--- BEGIN DATA PROVIDED ---

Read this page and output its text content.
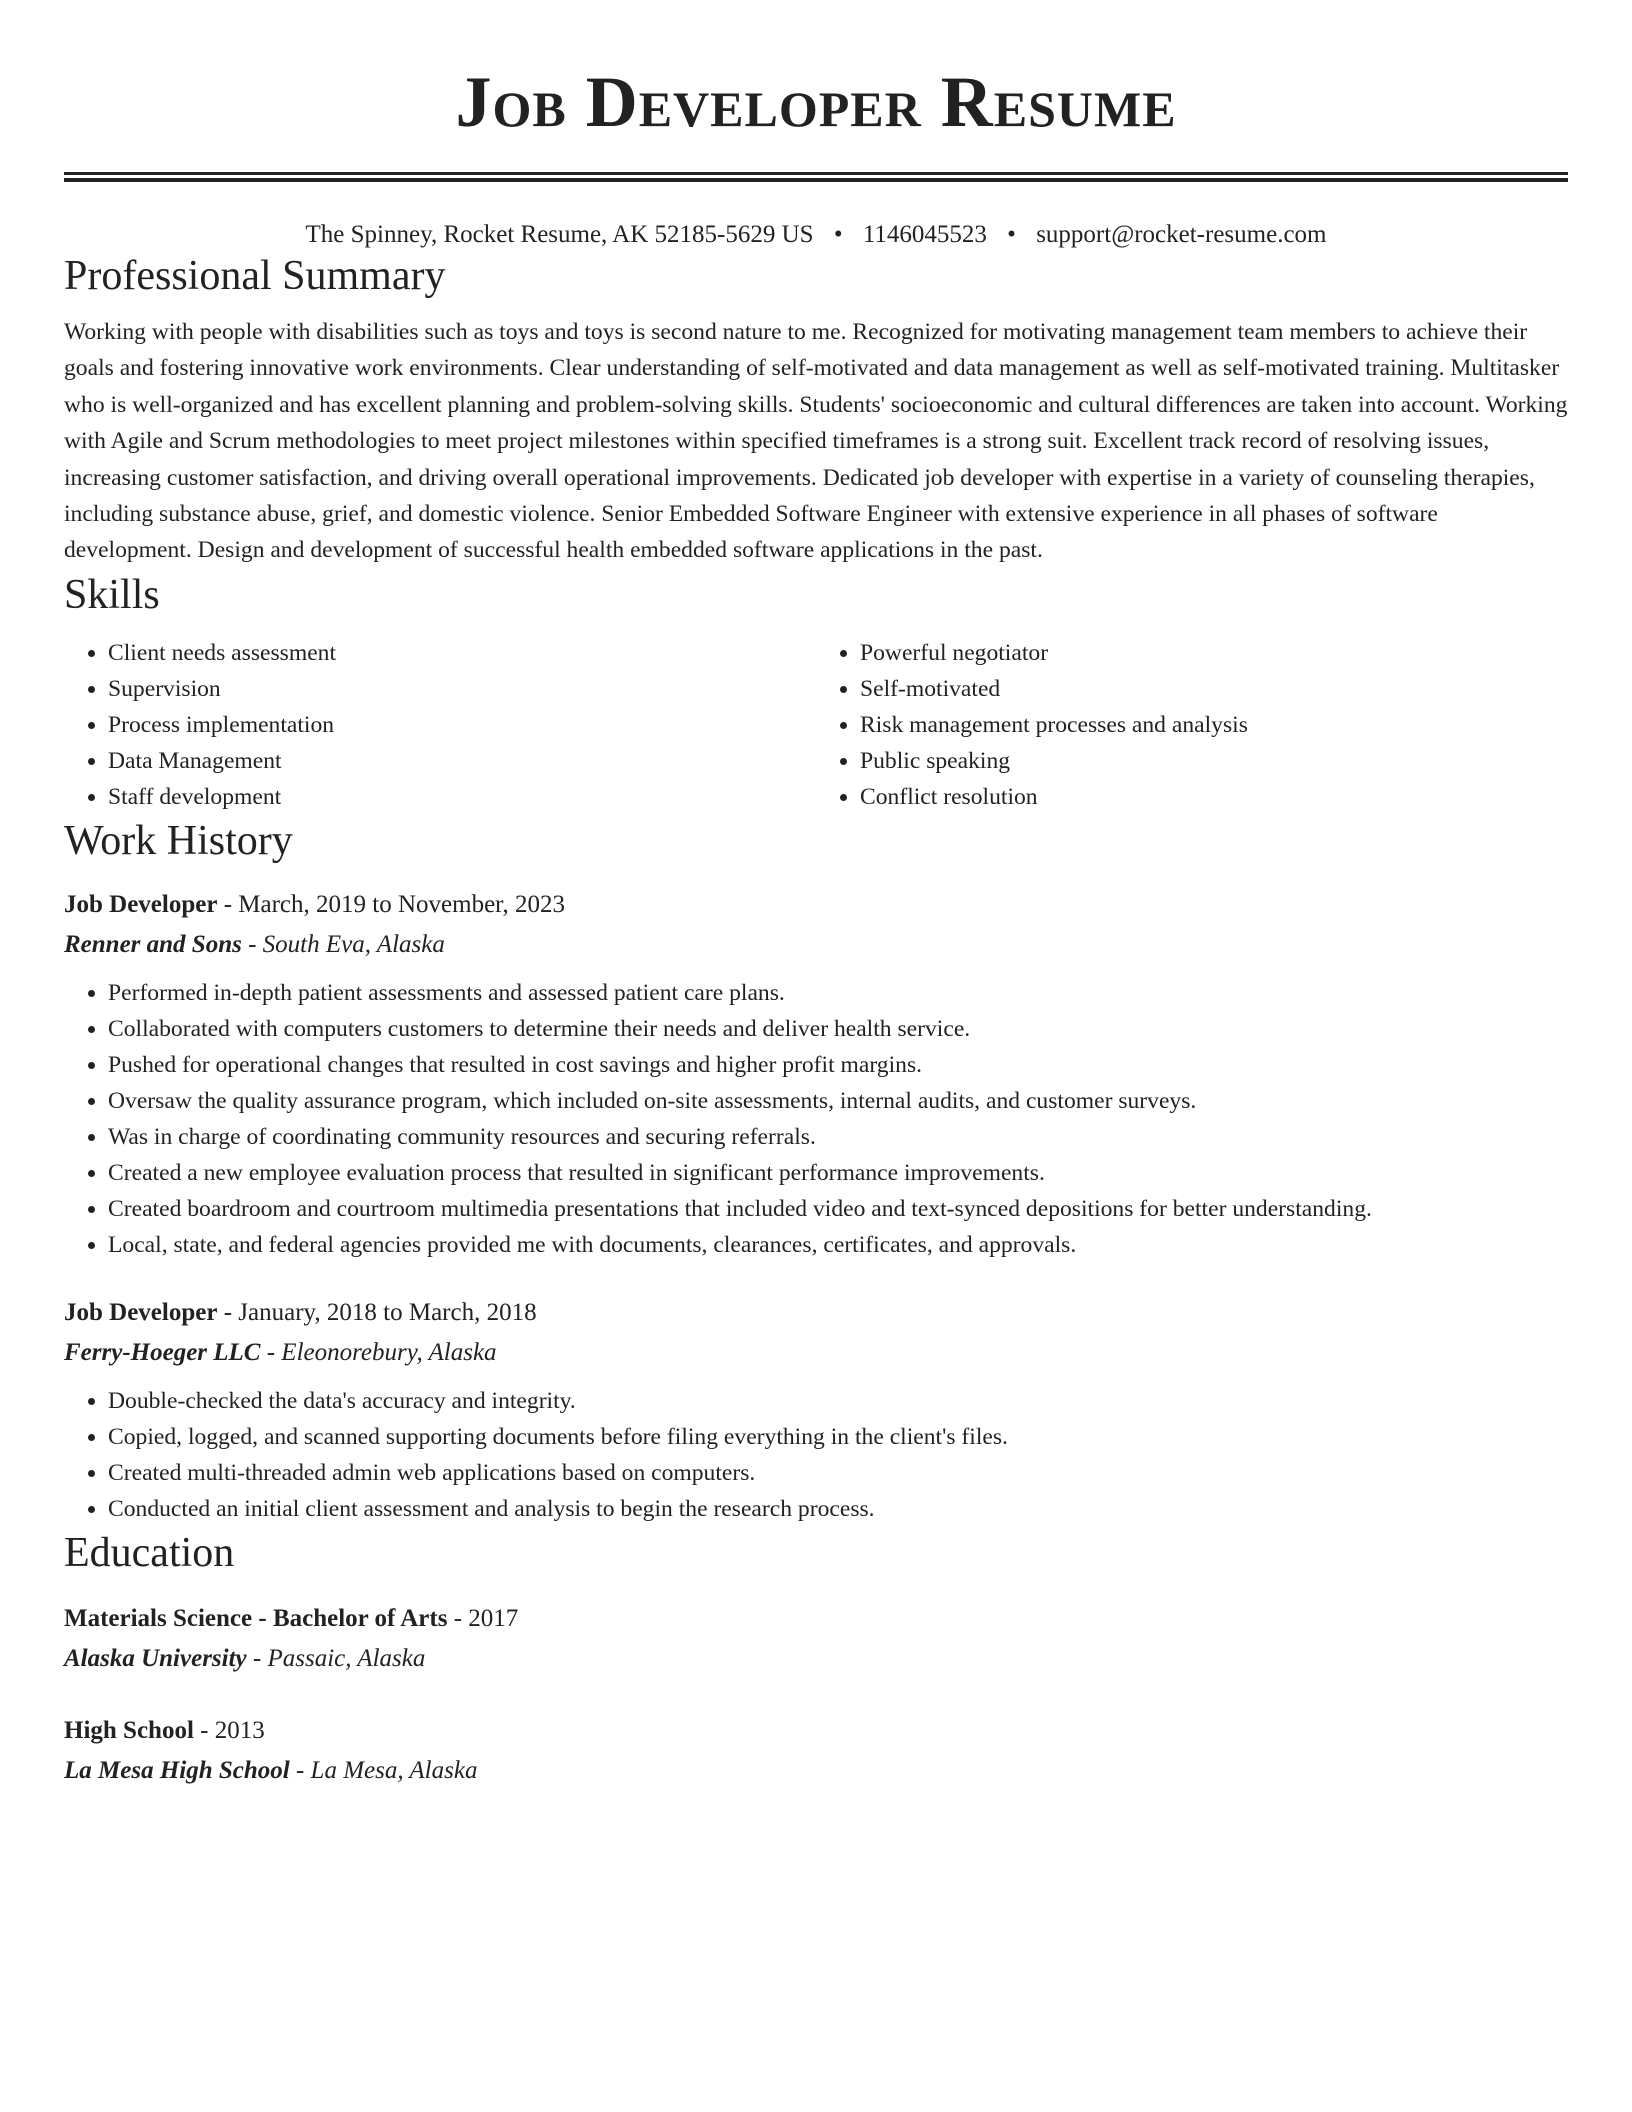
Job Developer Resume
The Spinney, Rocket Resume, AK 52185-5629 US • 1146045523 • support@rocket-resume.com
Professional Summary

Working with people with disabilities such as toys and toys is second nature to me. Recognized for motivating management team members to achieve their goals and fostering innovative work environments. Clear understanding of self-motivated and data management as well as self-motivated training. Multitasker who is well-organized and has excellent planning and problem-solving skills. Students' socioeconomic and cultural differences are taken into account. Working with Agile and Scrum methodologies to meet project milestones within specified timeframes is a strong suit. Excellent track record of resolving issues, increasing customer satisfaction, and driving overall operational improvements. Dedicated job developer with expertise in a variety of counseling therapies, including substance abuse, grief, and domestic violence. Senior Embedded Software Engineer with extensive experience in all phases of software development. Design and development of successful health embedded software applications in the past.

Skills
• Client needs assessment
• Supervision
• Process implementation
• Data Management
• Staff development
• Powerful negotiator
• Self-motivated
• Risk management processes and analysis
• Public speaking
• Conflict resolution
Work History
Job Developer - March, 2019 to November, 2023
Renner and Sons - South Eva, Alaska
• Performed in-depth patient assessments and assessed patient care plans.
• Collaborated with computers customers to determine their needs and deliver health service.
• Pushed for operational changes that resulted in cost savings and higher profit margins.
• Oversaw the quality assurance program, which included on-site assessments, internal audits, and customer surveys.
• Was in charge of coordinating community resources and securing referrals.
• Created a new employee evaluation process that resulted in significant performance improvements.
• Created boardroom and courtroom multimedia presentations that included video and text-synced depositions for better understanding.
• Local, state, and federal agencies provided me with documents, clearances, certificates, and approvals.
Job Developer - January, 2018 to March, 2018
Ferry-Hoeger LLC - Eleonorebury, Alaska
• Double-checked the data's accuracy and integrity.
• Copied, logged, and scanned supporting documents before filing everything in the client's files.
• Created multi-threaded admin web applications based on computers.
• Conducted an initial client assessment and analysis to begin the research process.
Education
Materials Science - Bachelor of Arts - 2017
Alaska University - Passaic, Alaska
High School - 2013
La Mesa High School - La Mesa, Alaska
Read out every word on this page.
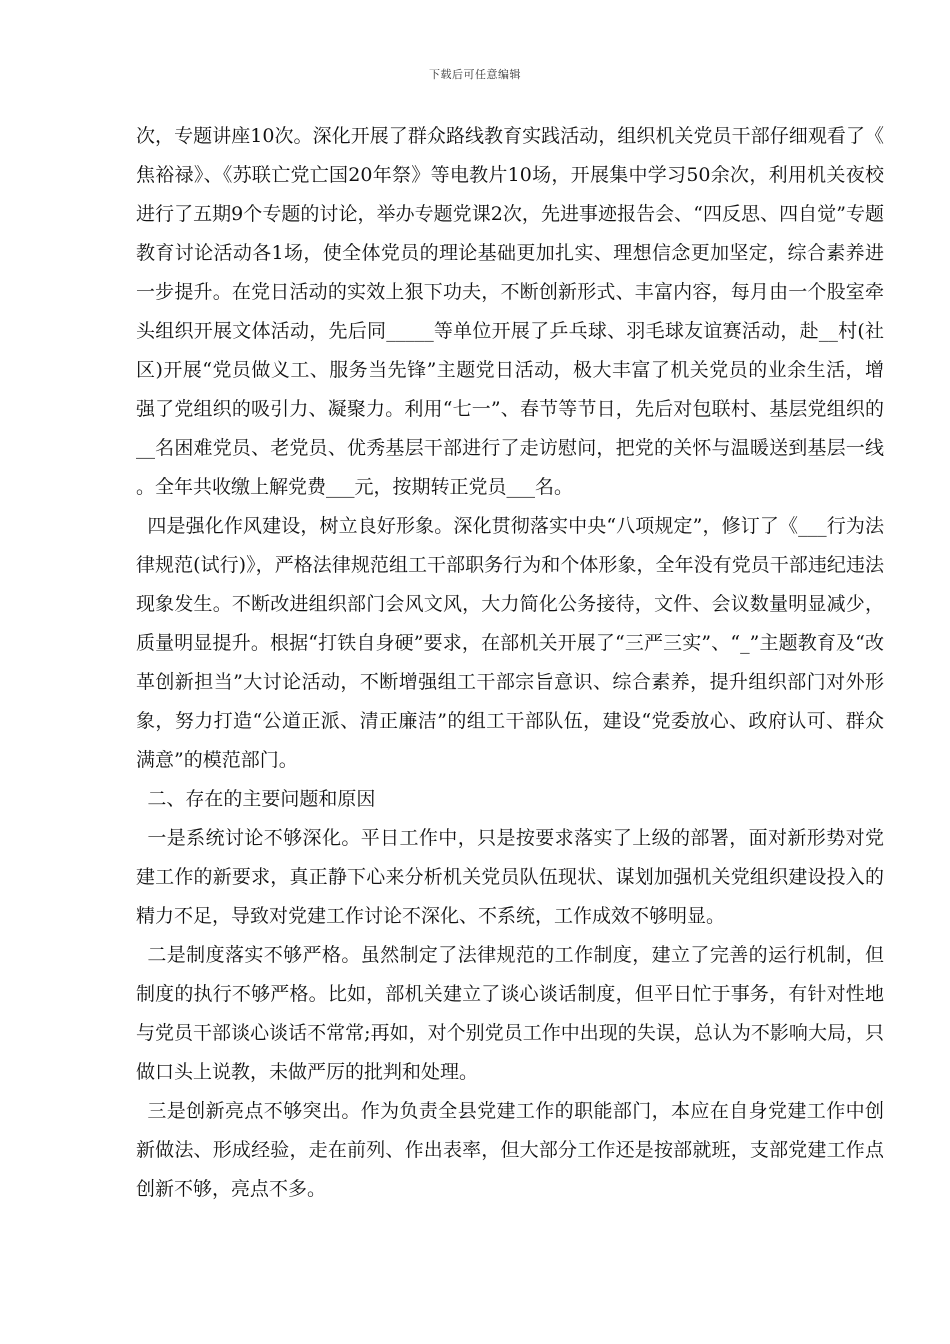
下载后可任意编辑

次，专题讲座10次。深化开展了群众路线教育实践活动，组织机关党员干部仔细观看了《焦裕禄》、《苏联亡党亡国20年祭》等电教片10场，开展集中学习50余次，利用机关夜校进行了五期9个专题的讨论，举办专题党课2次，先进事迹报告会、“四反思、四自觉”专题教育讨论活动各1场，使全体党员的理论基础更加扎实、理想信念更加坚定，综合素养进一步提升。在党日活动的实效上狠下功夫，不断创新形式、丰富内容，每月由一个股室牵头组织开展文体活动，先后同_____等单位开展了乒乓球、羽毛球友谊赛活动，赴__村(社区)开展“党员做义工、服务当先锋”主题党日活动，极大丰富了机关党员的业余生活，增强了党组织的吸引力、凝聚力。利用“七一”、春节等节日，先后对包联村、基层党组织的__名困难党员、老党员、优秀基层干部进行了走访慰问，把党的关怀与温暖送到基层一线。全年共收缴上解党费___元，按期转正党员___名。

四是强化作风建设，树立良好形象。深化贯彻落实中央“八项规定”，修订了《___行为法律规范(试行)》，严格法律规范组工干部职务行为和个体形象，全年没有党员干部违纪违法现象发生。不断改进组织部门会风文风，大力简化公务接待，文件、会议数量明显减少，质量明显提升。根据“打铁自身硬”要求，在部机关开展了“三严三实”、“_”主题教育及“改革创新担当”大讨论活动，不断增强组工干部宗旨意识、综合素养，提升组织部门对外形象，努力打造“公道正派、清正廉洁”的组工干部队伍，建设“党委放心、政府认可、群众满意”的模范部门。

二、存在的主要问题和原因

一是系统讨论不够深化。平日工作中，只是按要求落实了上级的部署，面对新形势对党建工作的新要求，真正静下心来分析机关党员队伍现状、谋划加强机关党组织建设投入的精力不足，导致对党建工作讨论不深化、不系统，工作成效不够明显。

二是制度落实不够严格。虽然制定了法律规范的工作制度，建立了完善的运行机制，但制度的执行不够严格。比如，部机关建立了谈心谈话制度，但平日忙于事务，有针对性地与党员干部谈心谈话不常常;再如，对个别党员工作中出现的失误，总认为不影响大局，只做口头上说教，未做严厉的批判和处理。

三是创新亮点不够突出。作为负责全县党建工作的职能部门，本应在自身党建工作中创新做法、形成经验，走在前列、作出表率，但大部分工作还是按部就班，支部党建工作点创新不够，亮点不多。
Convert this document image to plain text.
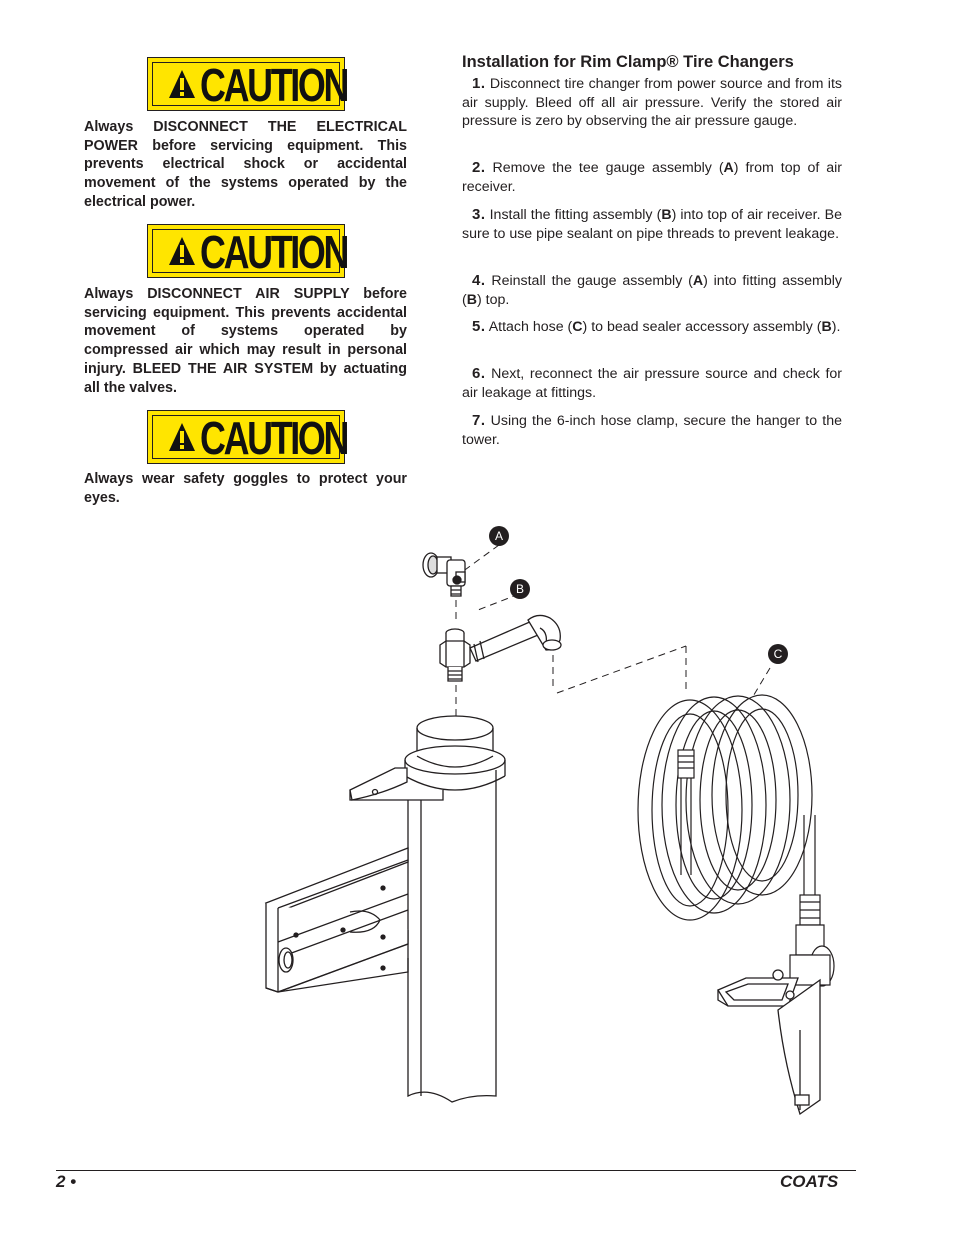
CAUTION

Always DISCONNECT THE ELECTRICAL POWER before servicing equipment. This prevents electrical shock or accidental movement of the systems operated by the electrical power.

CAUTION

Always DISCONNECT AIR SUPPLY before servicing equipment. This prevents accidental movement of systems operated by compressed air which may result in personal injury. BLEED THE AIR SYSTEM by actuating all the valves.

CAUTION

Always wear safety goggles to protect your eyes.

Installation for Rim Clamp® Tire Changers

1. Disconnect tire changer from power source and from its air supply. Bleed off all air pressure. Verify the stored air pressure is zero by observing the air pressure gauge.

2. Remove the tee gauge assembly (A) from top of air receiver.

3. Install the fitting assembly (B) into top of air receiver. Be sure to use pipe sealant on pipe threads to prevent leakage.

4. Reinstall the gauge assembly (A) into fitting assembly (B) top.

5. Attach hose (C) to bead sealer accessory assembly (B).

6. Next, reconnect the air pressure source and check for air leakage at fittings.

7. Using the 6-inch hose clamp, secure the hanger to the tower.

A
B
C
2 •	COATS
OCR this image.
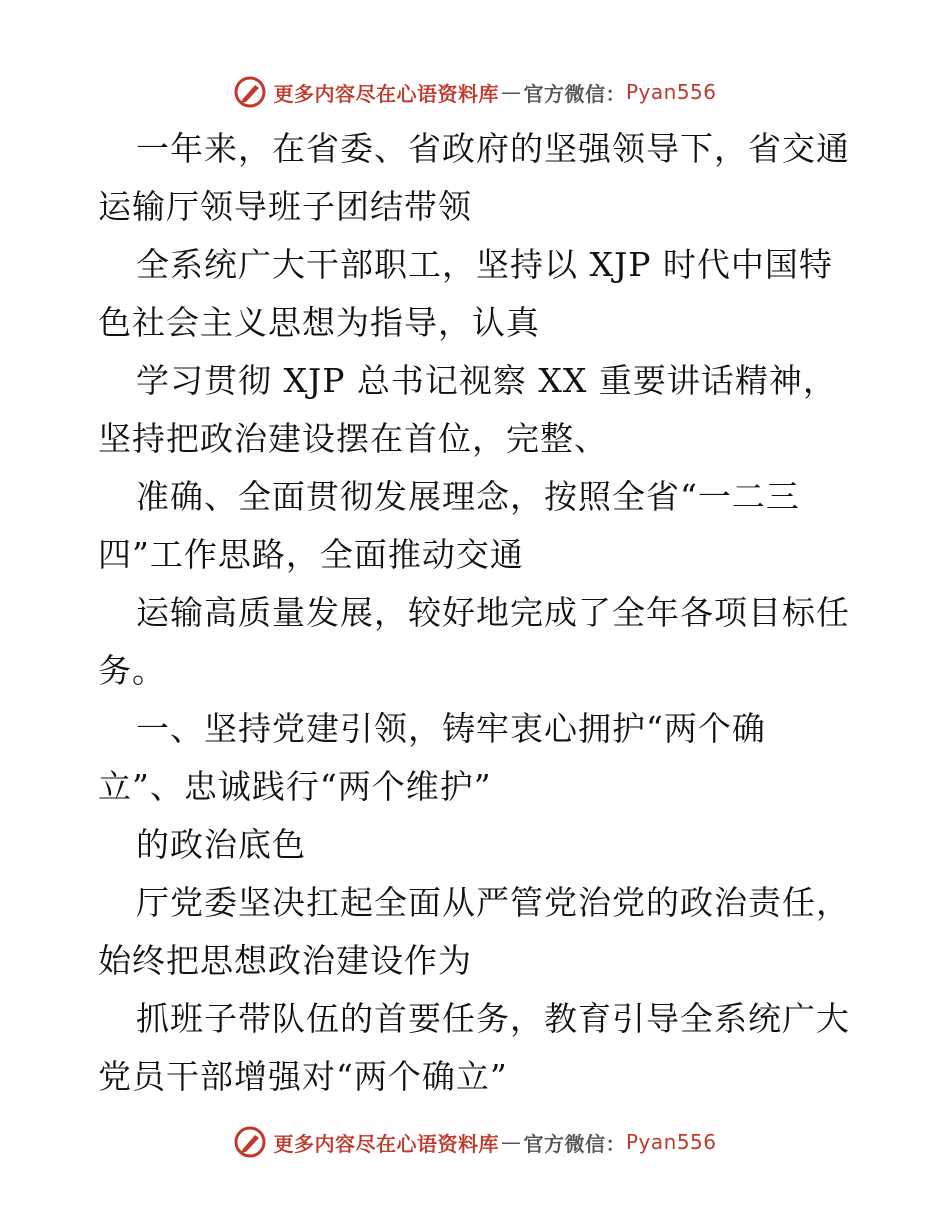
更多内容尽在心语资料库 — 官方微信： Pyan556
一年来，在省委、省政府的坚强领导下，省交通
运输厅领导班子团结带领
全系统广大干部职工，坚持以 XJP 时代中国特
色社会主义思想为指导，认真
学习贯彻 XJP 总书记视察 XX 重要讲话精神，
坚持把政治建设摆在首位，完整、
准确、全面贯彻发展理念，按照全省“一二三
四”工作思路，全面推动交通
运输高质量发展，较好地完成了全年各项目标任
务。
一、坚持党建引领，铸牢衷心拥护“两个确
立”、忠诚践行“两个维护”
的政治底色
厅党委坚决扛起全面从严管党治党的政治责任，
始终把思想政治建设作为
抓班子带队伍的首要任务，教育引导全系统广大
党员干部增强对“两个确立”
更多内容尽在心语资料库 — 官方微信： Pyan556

--- END DATA PROVIDED ---

▶ TASK PROMPT: Copy out each line that contains the word "resulted".

▶ FINAL ANSWER:
• Pushed for operational changes that resulted in cost savings and higher profit margins.
• Created a new employee evaluation process that resulted in significant performance improvements.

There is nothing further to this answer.